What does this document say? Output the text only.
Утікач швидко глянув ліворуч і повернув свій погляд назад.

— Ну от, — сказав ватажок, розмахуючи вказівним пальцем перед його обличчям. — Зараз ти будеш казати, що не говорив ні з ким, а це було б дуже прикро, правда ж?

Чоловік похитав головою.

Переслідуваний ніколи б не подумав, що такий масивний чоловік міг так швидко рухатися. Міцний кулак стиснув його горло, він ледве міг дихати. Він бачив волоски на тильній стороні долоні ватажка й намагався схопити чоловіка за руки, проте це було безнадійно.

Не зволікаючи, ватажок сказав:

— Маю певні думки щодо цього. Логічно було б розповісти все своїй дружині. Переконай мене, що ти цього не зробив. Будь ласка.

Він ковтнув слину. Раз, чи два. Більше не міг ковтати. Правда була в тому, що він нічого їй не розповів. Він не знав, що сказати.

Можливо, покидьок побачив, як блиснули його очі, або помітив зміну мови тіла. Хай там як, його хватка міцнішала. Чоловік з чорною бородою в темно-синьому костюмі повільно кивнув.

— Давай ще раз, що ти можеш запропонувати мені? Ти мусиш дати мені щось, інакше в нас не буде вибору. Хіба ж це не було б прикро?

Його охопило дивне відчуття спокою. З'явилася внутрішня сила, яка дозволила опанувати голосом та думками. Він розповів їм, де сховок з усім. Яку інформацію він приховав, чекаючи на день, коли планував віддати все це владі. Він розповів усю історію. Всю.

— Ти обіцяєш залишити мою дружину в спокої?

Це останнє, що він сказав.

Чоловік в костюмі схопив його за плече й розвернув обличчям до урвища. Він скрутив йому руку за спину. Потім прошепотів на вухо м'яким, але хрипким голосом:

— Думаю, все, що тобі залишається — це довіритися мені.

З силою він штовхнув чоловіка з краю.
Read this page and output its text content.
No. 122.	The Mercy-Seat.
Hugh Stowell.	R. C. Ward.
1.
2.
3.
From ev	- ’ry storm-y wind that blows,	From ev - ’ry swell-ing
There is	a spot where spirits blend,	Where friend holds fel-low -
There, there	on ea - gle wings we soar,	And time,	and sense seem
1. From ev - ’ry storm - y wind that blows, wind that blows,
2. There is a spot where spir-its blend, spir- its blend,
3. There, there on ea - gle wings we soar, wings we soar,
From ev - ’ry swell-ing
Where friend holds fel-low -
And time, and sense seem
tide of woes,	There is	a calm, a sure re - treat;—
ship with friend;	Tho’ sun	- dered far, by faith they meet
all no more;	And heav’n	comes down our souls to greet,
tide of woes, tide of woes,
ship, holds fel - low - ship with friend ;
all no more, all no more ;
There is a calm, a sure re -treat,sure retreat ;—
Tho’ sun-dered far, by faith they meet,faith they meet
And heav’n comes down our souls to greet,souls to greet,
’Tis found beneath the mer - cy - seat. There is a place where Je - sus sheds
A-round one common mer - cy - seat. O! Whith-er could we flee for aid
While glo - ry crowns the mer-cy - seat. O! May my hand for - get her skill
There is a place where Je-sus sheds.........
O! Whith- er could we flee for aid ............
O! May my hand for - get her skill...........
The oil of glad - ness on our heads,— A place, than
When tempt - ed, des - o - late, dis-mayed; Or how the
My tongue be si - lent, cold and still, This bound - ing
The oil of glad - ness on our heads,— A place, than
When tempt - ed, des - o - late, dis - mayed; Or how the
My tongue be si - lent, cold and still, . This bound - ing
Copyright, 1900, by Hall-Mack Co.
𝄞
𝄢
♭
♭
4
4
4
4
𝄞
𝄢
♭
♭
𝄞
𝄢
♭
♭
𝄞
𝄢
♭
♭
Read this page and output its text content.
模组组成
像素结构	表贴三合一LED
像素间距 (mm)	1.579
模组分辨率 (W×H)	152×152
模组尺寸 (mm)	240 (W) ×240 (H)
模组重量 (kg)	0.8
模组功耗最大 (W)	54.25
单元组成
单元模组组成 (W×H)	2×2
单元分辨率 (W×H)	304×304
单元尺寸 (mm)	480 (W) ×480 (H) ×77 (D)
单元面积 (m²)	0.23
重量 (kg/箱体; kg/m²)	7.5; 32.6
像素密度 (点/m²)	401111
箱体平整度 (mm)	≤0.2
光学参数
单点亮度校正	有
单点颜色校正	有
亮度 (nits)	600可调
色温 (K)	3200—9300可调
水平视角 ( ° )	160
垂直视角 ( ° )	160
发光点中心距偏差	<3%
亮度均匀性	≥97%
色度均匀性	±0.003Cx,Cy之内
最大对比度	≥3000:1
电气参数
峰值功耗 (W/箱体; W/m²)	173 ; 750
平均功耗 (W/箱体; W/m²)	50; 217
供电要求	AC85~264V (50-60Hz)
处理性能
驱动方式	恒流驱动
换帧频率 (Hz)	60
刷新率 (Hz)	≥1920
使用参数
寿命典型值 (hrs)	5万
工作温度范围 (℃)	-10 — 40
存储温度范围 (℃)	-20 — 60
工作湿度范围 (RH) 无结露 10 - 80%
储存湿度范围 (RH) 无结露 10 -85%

____

* **What you have to do**
Print the records above exactly as they appear.

* **Solution for this exercise**
What does this document say? Output the text only.
Утікач швидко глянув ліворуч і повернув свій погляд назад.

— Ну от, — сказав ватажок, розмахуючи вказівним пальцем перед його обличчям. — Зараз ти будеш казати, що не говорив ні з ким, а це було б дуже прикро, правда ж?

Чоловік похитав головою.

Переслідуваний ніколи б не подумав, що такий масивний чоловік міг так швидко рухатися. Міцний кулак стиснув його горло, він ледве міг дихати. Він бачив волоски на тильній стороні долоні ватажка й намагався схопити чоловіка за руки, проте це було безнадійно.

Не зволікаючи, ватажок сказав:

— Маю певні думки щодо цього. Логічно було б розповісти все своїй дружині. Переконай мене, що ти цього не зробив. Будь ласка.

Він ковтнув слину. Раз, чи два. Більше не міг ковтати. Правда була в тому, що він нічого їй не розповів. Він не знав, що сказати.

Можливо, покидьок побачив, як блиснули його очі, або помітив зміну мови тіла. Хай там як, його хватка міцнішала. Чоловік з чорною бородою в темно-синьому костюмі повільно кивнув.

— Давай ще раз, що ти можеш запропонувати мені? Ти мусиш дати мені щось, інакше в нас не буде вибору. Хіба ж це не було б прикро?

Його охопило дивне відчуття спокою. З'явилася внутрішня сила, яка дозволила опанувати голосом та думками. Він розповів їм, де сховок з усім. Яку інформацію він приховав, чекаючи на день, коли планував віддати все це владі. Він розповів усю історію. Всю.

— Ти обіцяєш залишити мою дружину в спокої?

Це останнє, що він сказав.

Чоловік в костюмі схопив його за плече й розвернув обличчям до урвища. Він скрутив йому руку за спину. Потім прошепотів на вухо м'яким, але хрипким голосом:

— Думаю, все, що тобі залишається — це довіритися мені.

З силою він штовхнув чоловіка з краю.
Read this page and output its text content.
No. 122.	The Mercy-Seat.
Hugh Stowell.	R. C. Ward.
1.
2.
3.
From ev	- ’ry storm-y wind that blows,	From ev - ’ry swell-ing
There is	a spot where spirits blend,	Where friend holds fel-low -
There, there	on ea - gle wings we soar,	And time,	and sense seem
1. From ev - ’ry storm - y wind that blows, wind that blows,
2. There is a spot where spir-its blend, spir- its blend,
3. There, there on ea - gle wings we soar, wings we soar,
From ev - ’ry swell-ing
Where friend holds fel-low -
And time, and sense seem
tide of woes,	There is	a calm, a sure re - treat;—
ship with friend;	Tho’ sun	- dered far, by faith they meet
all no more;	And heav’n	comes down our souls to greet,
tide of woes, tide of woes,
ship, holds fel - low - ship with friend ;
all no more, all no more ;
There is a calm, a sure re -treat,sure retreat ;—
Tho’ sun-dered far, by faith they meet,faith they meet
And heav’n comes down our souls to greet,souls to greet,
’Tis found beneath the mer - cy - seat. There is a place where Je - sus sheds
A-round one common mer - cy - seat. O! Whith-er could we flee for aid
While glo - ry crowns the mer-cy - seat. O! May my hand for - get her skill
There is a place where Je-sus sheds.........
O! Whith- er could we flee for aid ............
O! May my hand for - get her skill...........
The oil of glad - ness on our heads,— A place, than
When tempt - ed, des - o - late, dis-mayed; Or how the
My tongue be si - lent, cold and still, This bound - ing
The oil of glad - ness on our heads,— A place, than
When tempt - ed, des - o - late, dis - mayed; Or how the
My tongue be si - lent, cold and still, . This bound - ing
Copyright, 1900, by Hall-Mack Co.
𝄞
𝄢
♭
♭
4
4
4
4
𝄞
𝄢
♭
♭
𝄞
𝄢
♭
♭
𝄞
𝄢
♭
♭
Read this page and output its text content.
模组组成
像素结构	表贴三合一LED
像素间距 (mm)	1.579
模组分辨率 (W×H)	152×152
模组尺寸 (mm)	240 (W) ×240 (H)
模组重量 (kg)	0.8
模组功耗最大 (W)	54.25
单元组成
单元模组组成 (W×H)	2×2
单元分辨率 (W×H)	304×304
单元尺寸 (mm)	480 (W) ×480 (H) ×77 (D)
单元面积 (m²)	0.23
重量 (kg/箱体; kg/m²)	7.5; 32.6
像素密度 (点/m²)	401111
箱体平整度 (mm)	≤0.2
光学参数
单点亮度校正	有
单点颜色校正	有
亮度 (nits)	600可调
色温 (K)	3200—9300可调
水平视角 ( ° )	160
垂直视角 ( ° )	160
发光点中心距偏差	<3%
亮度均匀性	≥97%
色度均匀性	±0.003Cx,Cy之内
最大对比度	≥3000:1
电气参数
峰值功耗 (W/箱体; W/m²)	173 ; 750
平均功耗 (W/箱体; W/m²)	50; 217
供电要求	AC85~264V (50-60Hz)
处理性能
驱动方式	恒流驱动
换帧频率 (Hz)	60
刷新率 (Hz)	≥1920
使用参数
寿命典型值 (hrs)	5万
工作温度范围 (℃)	-10 — 40
存储温度范围 (℃)	-20 — 60
工作湿度范围 (RH) 无结露 10 - 80%
储存湿度范围 (RH) 无结露 10 -85%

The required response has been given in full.